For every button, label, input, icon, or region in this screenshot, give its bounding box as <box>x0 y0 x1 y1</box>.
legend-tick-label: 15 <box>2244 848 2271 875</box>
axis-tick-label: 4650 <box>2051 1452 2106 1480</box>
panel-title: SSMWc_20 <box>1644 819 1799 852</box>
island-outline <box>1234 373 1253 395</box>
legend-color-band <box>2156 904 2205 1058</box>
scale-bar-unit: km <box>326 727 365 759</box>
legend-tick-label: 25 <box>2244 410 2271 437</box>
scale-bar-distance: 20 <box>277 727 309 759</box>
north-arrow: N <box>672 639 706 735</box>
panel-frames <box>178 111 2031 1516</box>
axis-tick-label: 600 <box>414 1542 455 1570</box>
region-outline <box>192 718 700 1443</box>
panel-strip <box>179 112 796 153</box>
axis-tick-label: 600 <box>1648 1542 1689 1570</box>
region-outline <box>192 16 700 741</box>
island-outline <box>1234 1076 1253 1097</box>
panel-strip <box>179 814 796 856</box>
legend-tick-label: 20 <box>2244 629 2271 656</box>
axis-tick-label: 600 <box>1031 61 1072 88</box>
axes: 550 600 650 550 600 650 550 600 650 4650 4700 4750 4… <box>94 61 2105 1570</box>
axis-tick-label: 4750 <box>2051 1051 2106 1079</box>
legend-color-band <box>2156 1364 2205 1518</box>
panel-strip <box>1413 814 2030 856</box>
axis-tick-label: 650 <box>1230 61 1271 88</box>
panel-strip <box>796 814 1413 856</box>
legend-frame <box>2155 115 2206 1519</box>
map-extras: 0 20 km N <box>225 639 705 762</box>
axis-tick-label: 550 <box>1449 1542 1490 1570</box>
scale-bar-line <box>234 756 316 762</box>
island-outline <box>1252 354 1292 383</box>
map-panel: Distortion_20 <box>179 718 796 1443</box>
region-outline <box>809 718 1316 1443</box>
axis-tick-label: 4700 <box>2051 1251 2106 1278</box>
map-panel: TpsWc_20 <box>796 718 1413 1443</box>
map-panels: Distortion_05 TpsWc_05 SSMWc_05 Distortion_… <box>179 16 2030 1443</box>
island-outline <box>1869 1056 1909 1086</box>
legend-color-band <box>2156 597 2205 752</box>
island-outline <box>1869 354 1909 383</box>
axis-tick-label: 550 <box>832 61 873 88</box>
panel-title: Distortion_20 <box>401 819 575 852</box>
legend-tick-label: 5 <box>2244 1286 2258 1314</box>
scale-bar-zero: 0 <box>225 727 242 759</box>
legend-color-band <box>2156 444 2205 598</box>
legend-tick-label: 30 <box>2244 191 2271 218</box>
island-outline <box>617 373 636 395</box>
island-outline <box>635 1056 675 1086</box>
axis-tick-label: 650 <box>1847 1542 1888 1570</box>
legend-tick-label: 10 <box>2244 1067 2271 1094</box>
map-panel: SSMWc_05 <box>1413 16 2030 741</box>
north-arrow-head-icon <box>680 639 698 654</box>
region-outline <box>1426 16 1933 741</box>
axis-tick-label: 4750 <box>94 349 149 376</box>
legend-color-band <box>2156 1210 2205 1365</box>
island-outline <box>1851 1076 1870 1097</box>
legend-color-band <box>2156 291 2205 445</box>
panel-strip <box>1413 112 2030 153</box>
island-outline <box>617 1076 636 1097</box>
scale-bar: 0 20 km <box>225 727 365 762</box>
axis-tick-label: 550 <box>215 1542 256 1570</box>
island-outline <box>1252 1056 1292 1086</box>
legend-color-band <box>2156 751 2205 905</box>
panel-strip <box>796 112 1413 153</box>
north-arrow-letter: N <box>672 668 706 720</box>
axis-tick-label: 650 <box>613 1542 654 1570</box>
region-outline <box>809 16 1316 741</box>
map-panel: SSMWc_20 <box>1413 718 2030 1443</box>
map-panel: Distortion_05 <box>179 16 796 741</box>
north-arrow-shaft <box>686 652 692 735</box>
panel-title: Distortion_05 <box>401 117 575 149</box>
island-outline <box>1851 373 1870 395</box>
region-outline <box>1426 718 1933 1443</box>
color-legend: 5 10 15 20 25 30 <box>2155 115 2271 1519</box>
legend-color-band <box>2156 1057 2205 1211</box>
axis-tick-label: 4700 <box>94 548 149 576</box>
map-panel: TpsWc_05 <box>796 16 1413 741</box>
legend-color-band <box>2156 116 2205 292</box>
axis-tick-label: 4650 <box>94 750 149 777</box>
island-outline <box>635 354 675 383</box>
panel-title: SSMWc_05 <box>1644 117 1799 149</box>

[Brief] Write out the lines above word for word, starting with the first line and ending with the line that contains "scale-bar-unit: km <box>326 727 365 759</box>". Include both of those lines.

[Task result]
For every button, label, input, icon, or region in this screenshot, give its bounding box as <box>x0 y0 x1 y1</box>.
legend-tick-label: 15 <box>2244 848 2271 875</box>
axis-tick-label: 4650 <box>2051 1452 2106 1480</box>
panel-title: SSMWc_20 <box>1644 819 1799 852</box>
island-outline <box>1234 373 1253 395</box>
legend-color-band <box>2156 904 2205 1058</box>
scale-bar-unit: km <box>326 727 365 759</box>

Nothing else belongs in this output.